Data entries
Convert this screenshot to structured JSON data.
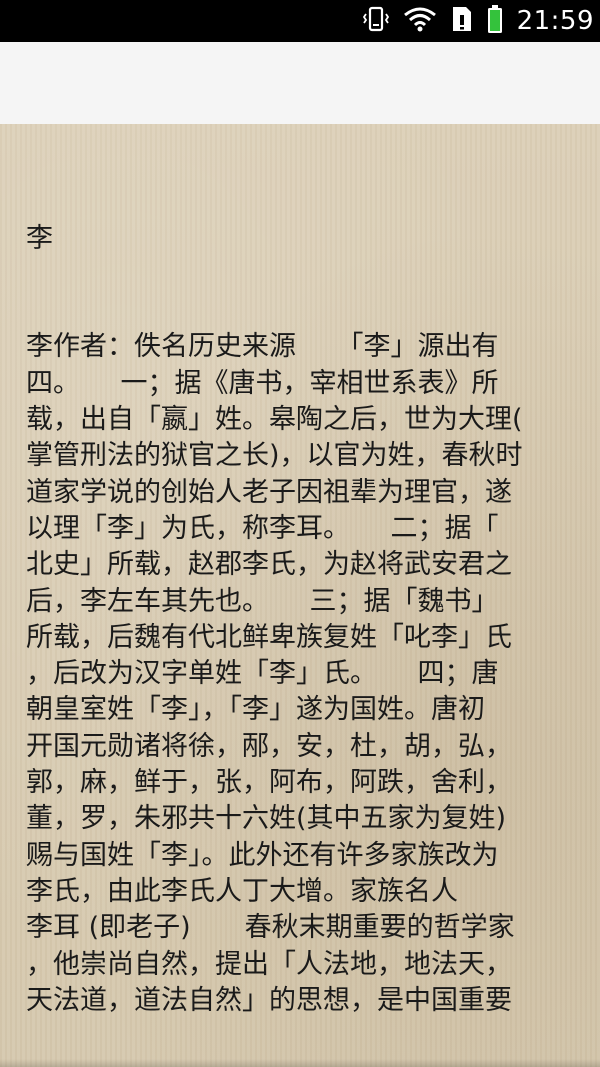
{
  "status_bar": {
    "time": "21:59",
    "icons": [
      "vibrate-icon",
      "wifi-icon",
      "sim-icon",
      "battery-icon"
    ],
    "battery_color": "#34c23c"
  },
  "article": {
    "title": "李",
    "lines": [
      "李作者：佚名历史来源　　「李」源出有",
      "四。　　一；据《唐书，宰相世系表》所",
      "载，出自「嬴」姓。皋陶之后，世为大理(",
      "掌管刑法的狱官之长)，以官为姓，春秋时",
      "道家学说的创始人老子因祖辈为理官，遂",
      "以理「李」为氏，称李耳。　　二；据「",
      "北史」所载，赵郡李氏，为赵将武安君之",
      "后，李左车其先也。　　三；据「魏书」",
      "所载，后魏有代北鲜卑族复姓「叱李」氏",
      "，后改为汉字单姓「李」氏。　　四；唐",
      "朝皇室姓「李」，「李」遂为国姓。唐初",
      "开国元勋诸将徐，邴，安，杜，胡，弘，",
      "郭，麻，鲜于，张，阿布，阿跌，舍利，",
      "董，罗，朱邪共十六姓(其中五家为复姓)",
      "赐与国姓「李」。此外还有许多家族改为",
      "李氏，由此李氏人丁大增。家族名人",
      "李耳 (即老子)　　春秋末期重要的哲学家",
      "，他崇尚自然，提出「人法地，地法天，",
      "天法道，道法自然」的思想，是中国重要"
    ]
  }
}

Exercise:
Leave images out of the retyped records; keep all else exact.

The result:
Convert this screenshot to structured JSON data.
{
  "status_bar": {
    "time": "21:59",
    "icons": [
      "vibrate-icon",
      "wifi-icon",
      "sim-icon",
      "battery-icon"
    ],
    "battery_color": "#34c23c"
  },
  "article": {
    "title": "李",
    "lines": [
      "李作者：佚名历史来源　　「李」源出有",
      "四。　　一；据《唐书，宰相世系表》所",
      "载，出自「嬴」姓。皋陶之后，世为大理(",
      "掌管刑法的狱官之长)，以官为姓，春秋时",
      "道家学说的创始人老子因祖辈为理官，遂",
      "以理「李」为氏，称李耳。　　二；据「",
      "北史」所载，赵郡李氏，为赵将武安君之",
      "后，李左车其先也。　　三；据「魏书」",
      "所载，后魏有代北鲜卑族复姓「叱李」氏",
      "，后改为汉字单姓「李」氏。　　四；唐",
      "朝皇室姓「李」，「李」遂为国姓。唐初",
      "开国元勋诸将徐，邴，安，杜，胡，弘，",
      "郭，麻，鲜于，张，阿布，阿跌，舍利，",
      "董，罗，朱邪共十六姓(其中五家为复姓)",
      "赐与国姓「李」。此外还有许多家族改为",
      "李氏，由此李氏人丁大增。家族名人",
      "李耳 (即老子)　　春秋末期重要的哲学家",
      "，他崇尚自然，提出「人法地，地法天，",
      "天法道，道法自然」的思想，是中国重要"
    ]
  }
}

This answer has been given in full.